Task description:
Only lines with the string "documentation" matter here; gather them from the material below.
--- START Given records ---
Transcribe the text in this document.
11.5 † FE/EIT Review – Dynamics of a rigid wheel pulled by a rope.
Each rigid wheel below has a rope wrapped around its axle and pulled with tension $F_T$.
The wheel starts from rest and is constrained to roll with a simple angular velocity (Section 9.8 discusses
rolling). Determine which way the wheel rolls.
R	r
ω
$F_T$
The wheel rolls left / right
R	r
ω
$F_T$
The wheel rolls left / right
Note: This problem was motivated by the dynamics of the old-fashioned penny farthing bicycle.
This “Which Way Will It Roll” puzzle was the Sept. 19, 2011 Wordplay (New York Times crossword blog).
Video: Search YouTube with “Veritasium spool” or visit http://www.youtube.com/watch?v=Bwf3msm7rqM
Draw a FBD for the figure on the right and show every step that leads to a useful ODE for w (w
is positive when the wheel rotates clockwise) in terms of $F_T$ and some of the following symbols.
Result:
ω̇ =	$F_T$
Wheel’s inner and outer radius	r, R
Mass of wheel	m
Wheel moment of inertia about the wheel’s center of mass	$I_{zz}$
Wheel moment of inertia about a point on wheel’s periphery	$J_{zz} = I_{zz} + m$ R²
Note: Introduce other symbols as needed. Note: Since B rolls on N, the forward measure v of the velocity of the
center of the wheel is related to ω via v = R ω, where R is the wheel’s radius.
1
--- END Given records ---
--- START Given records ---
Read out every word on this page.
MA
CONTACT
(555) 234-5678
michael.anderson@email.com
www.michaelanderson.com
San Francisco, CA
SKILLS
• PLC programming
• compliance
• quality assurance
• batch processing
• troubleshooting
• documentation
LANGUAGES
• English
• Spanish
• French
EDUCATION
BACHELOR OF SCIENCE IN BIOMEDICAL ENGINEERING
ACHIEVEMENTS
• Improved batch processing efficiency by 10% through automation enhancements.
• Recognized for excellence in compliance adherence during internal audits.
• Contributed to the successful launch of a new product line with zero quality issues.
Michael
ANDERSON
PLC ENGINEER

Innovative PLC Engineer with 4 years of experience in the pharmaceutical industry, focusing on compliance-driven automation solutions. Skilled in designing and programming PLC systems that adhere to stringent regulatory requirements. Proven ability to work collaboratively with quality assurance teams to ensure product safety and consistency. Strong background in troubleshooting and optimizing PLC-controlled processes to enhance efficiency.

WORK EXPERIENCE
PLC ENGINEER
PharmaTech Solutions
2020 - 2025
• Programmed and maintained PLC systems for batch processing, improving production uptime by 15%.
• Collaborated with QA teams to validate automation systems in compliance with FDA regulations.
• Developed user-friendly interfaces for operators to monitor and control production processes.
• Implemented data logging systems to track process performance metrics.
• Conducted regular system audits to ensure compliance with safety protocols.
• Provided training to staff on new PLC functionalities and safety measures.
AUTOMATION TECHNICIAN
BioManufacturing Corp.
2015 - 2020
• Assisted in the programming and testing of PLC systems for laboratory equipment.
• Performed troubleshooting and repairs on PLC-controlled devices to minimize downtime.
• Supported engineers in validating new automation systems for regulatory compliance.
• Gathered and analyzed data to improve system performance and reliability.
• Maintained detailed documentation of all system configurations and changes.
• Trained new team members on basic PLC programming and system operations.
--- END Given records ---
--- START Given records ---
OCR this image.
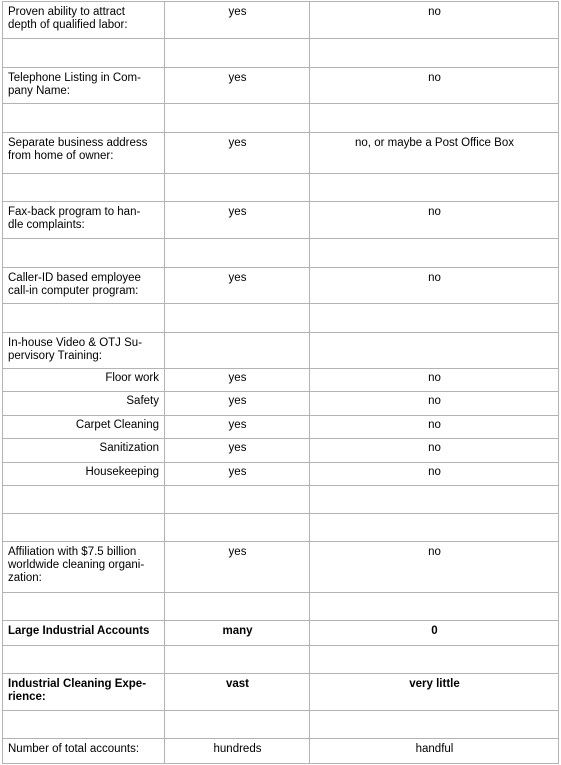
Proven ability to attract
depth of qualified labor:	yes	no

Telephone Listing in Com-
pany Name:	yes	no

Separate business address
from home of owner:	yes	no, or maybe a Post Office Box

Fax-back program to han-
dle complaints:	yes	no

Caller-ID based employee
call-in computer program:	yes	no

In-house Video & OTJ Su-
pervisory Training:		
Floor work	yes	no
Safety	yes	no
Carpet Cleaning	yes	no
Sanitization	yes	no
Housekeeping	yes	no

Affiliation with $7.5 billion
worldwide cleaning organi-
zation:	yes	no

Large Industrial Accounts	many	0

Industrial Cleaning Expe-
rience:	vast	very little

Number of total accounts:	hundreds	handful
--- END Given records ---
Result below:
• documentation
• Maintained detailed documentation of all system configurations and changes.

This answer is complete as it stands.